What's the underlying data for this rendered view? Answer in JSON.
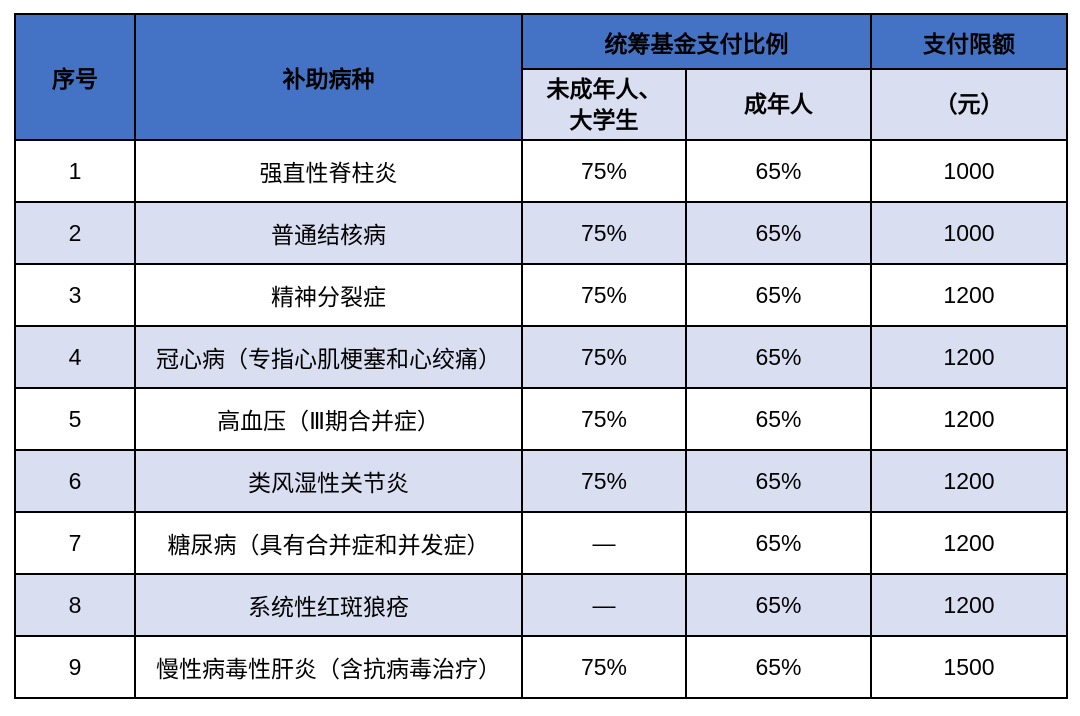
{
  "table": {
    "header": {
      "seq": "序号",
      "disease": "补助病种",
      "ratio_group": "统筹基金支付比例",
      "minor": "未成年人、\n大学生",
      "adult": "成年人",
      "limit": "支付限额",
      "limit_unit": "（元）"
    },
    "rows": [
      {
        "seq": "1",
        "disease": "强直性脊柱炎",
        "minor": "75%",
        "adult": "65%",
        "limit": "1000"
      },
      {
        "seq": "2",
        "disease": "普通结核病",
        "minor": "75%",
        "adult": "65%",
        "limit": "1000"
      },
      {
        "seq": "3",
        "disease": "精神分裂症",
        "minor": "75%",
        "adult": "65%",
        "limit": "1200"
      },
      {
        "seq": "4",
        "disease": "冠心病（专指心肌梗塞和心绞痛）",
        "minor": "75%",
        "adult": "65%",
        "limit": "1200"
      },
      {
        "seq": "5",
        "disease": "高血压（Ⅲ期合并症）",
        "minor": "75%",
        "adult": "65%",
        "limit": "1200"
      },
      {
        "seq": "6",
        "disease": "类风湿性关节炎",
        "minor": "75%",
        "adult": "65%",
        "limit": "1200"
      },
      {
        "seq": "7",
        "disease": "糖尿病（具有合并症和并发症）",
        "minor": "—",
        "adult": "65%",
        "limit": "1200"
      },
      {
        "seq": "8",
        "disease": "系统性红斑狼疮",
        "minor": "—",
        "adult": "65%",
        "limit": "1200"
      },
      {
        "seq": "9",
        "disease": "慢性病毒性肝炎（含抗病毒治疗）",
        "minor": "75%",
        "adult": "65%",
        "limit": "1500"
      }
    ]
  },
  "colors": {
    "header_bg": "#4472C4",
    "header_text": "#FFFFFF",
    "band_bg": "#D9DEF1",
    "border": "#000000"
  }
}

## Requirement
Output the material word for word, omitting its pictures.

## Answer to this exercise
What's the underlying data for this rendered view? Answer in JSON.
{
  "table": {
    "header": {
      "seq": "序号",
      "disease": "补助病种",
      "ratio_group": "统筹基金支付比例",
      "minor": "未成年人、\n大学生",
      "adult": "成年人",
      "limit": "支付限额",
      "limit_unit": "（元）"
    },
    "rows": [
      {
        "seq": "1",
        "disease": "强直性脊柱炎",
        "minor": "75%",
        "adult": "65%",
        "limit": "1000"
      },
      {
        "seq": "2",
        "disease": "普通结核病",
        "minor": "75%",
        "adult": "65%",
        "limit": "1000"
      },
      {
        "seq": "3",
        "disease": "精神分裂症",
        "minor": "75%",
        "adult": "65%",
        "limit": "1200"
      },
      {
        "seq": "4",
        "disease": "冠心病（专指心肌梗塞和心绞痛）",
        "minor": "75%",
        "adult": "65%",
        "limit": "1200"
      },
      {
        "seq": "5",
        "disease": "高血压（Ⅲ期合并症）",
        "minor": "75%",
        "adult": "65%",
        "limit": "1200"
      },
      {
        "seq": "6",
        "disease": "类风湿性关节炎",
        "minor": "75%",
        "adult": "65%",
        "limit": "1200"
      },
      {
        "seq": "7",
        "disease": "糖尿病（具有合并症和并发症）",
        "minor": "—",
        "adult": "65%",
        "limit": "1200"
      },
      {
        "seq": "8",
        "disease": "系统性红斑狼疮",
        "minor": "—",
        "adult": "65%",
        "limit": "1200"
      },
      {
        "seq": "9",
        "disease": "慢性病毒性肝炎（含抗病毒治疗）",
        "minor": "75%",
        "adult": "65%",
        "limit": "1500"
      }
    ]
  },
  "colors": {
    "header_bg": "#4472C4",
    "header_text": "#FFFFFF",
    "band_bg": "#D9DEF1",
    "border": "#000000"
  }
}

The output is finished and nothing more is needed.